▶ **Exercise objective**: Set down every entry again word for word, please, but skip the pictures.

Dataset records
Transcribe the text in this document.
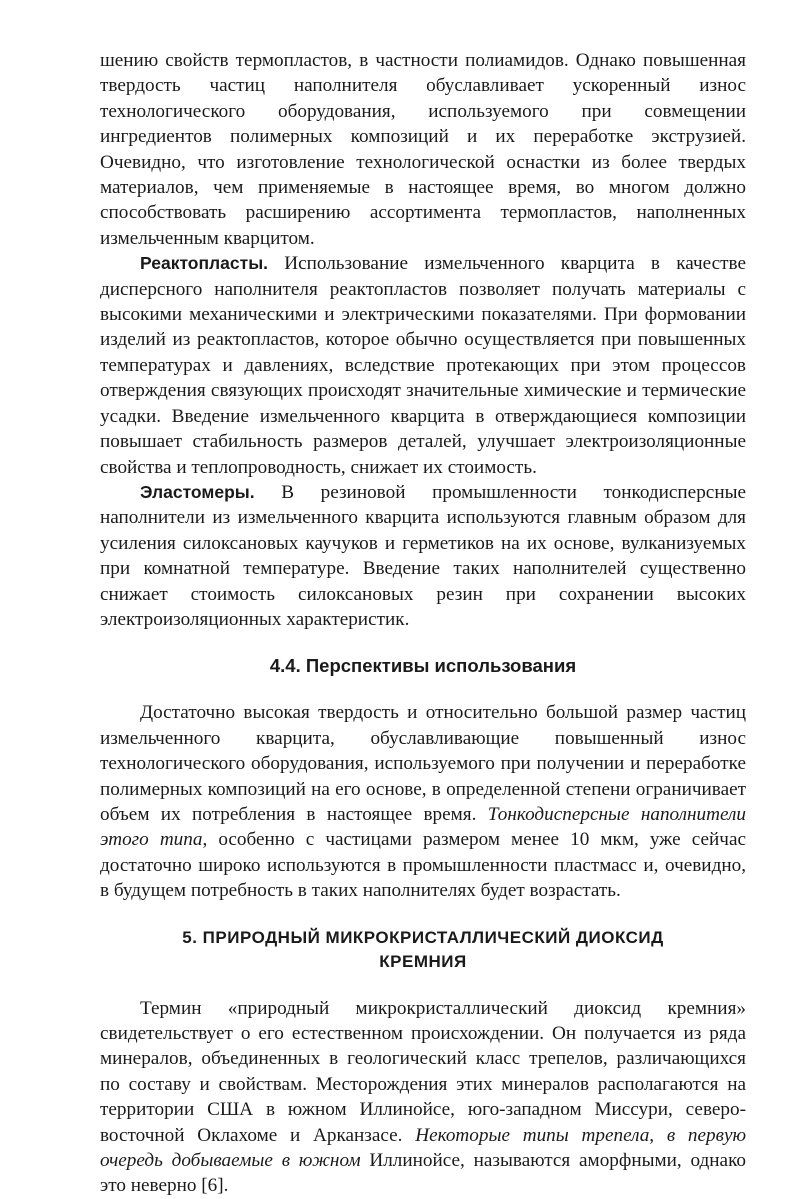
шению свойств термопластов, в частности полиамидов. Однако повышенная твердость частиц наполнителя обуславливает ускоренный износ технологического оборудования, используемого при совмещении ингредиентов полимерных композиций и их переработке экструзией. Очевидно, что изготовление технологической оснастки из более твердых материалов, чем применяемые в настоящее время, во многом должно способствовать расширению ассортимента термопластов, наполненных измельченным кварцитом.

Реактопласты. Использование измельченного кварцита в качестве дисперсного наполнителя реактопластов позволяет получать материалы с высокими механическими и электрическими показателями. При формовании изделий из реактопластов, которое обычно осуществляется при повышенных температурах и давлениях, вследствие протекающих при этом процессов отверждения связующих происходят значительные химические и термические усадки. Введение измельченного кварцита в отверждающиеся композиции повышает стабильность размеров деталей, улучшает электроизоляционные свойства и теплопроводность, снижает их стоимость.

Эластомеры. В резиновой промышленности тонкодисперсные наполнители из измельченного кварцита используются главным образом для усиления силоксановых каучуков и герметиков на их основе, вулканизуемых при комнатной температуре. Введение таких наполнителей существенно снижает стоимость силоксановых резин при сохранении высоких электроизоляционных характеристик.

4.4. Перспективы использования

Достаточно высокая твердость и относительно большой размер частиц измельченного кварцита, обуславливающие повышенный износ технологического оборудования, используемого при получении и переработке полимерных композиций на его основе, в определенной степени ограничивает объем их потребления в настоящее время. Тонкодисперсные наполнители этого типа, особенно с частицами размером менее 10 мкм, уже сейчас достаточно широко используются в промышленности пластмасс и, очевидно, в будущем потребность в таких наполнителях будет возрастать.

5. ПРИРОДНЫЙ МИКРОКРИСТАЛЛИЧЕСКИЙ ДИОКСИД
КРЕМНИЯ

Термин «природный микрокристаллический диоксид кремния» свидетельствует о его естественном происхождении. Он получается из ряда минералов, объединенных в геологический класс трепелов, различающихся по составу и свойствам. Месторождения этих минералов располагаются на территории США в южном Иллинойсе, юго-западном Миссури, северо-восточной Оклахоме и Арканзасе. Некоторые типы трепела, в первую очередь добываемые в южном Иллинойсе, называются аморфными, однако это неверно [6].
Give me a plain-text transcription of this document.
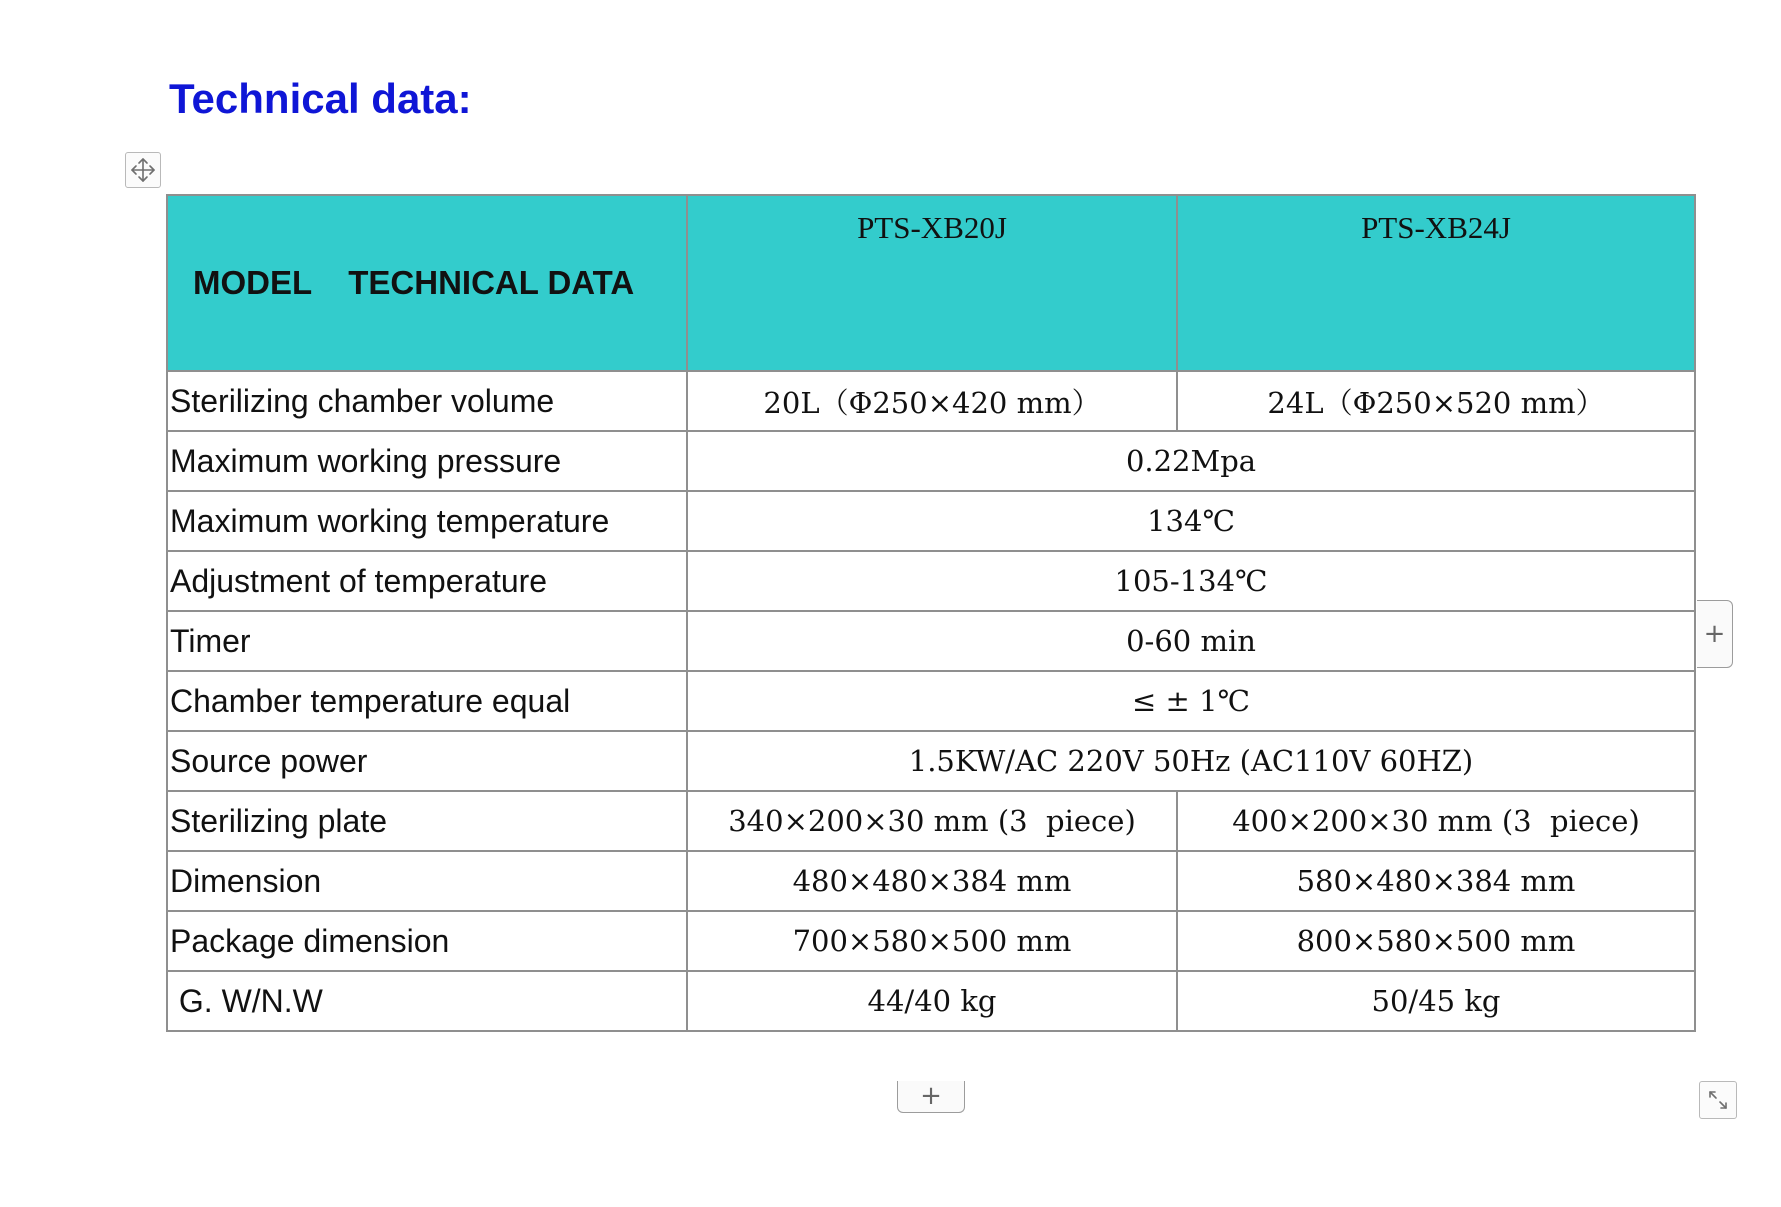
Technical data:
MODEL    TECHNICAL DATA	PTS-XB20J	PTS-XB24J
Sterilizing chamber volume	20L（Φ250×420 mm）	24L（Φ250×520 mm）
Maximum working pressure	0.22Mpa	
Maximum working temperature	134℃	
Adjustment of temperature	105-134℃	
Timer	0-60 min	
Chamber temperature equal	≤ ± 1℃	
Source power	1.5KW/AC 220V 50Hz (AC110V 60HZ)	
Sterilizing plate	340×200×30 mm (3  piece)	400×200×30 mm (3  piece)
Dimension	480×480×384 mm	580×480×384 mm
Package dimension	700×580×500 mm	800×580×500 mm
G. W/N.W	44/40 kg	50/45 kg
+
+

▶ **Answer for this exercise**:
Transcribe the text in this document.
шению свойств термопластов, в частности полиамидов. Однако повышенная твердость частиц наполнителя обуславливает ускоренный износ технологического оборудования, используемого при совмещении ингредиентов полимерных композиций и их переработке экструзией. Очевидно, что изготовление технологической оснастки из более твердых материалов, чем применяемые в настоящее время, во многом должно способствовать расширению ассортимента термопластов, наполненных измельченным кварцитом.

Реактопласты. Использование измельченного кварцита в качестве дисперсного наполнителя реактопластов позволяет получать материалы с высокими механическими и электрическими показателями. При формовании изделий из реактопластов, которое обычно осуществляется при повышенных температурах и давлениях, вследствие протекающих при этом процессов отверждения связующих происходят значительные химические и термические усадки. Введение измельченного кварцита в отверждающиеся композиции повышает стабильность размеров деталей, улучшает электроизоляционные свойства и теплопроводность, снижает их стоимость.

Эластомеры. В резиновой промышленности тонкодисперсные наполнители из измельченного кварцита используются главным образом для усиления силоксановых каучуков и герметиков на их основе, вулканизуемых при комнатной температуре. Введение таких наполнителей существенно снижает стоимость силоксановых резин при сохранении высоких электроизоляционных характеристик.

4.4. Перспективы использования

Достаточно высокая твердость и относительно большой размер частиц измельченного кварцита, обуславливающие повышенный износ технологического оборудования, используемого при получении и переработке полимерных композиций на его основе, в определенной степени ограничивает объем их потребления в настоящее время. Тонкодисперсные наполнители этого типа, особенно с частицами размером менее 10 мкм, уже сейчас достаточно широко используются в промышленности пластмасс и, очевидно, в будущем потребность в таких наполнителях будет возрастать.

5. ПРИРОДНЫЙ МИКРОКРИСТАЛЛИЧЕСКИЙ ДИОКСИД
КРЕМНИЯ

Термин «природный микрокристаллический диоксид кремния» свидетельствует о его естественном происхождении. Он получается из ряда минералов, объединенных в геологический класс трепелов, различающихся по составу и свойствам. Месторождения этих минералов располагаются на территории США в южном Иллинойсе, юго-западном Миссури, северо-восточной Оклахоме и Арканзасе. Некоторые типы трепела, в первую очередь добываемые в южном Иллинойсе, называются аморфными, однако это неверно [6].
Give me a plain-text transcription of this document.
Technical data:
MODEL    TECHNICAL DATA	PTS-XB20J	PTS-XB24J
Sterilizing chamber volume	20L（Φ250×420 mm）	24L（Φ250×520 mm）
Maximum working pressure	0.22Mpa	
Maximum working temperature	134℃	
Adjustment of temperature	105-134℃	
Timer	0-60 min	
Chamber temperature equal	≤ ± 1℃	
Source power	1.5KW/AC 220V 50Hz (AC110V 60HZ)	
Sterilizing plate	340×200×30 mm (3  piece)	400×200×30 mm (3  piece)
Dimension	480×480×384 mm	580×480×384 mm
Package dimension	700×580×500 mm	800×580×500 mm
G. W/N.W	44/40 kg	50/45 kg
+
+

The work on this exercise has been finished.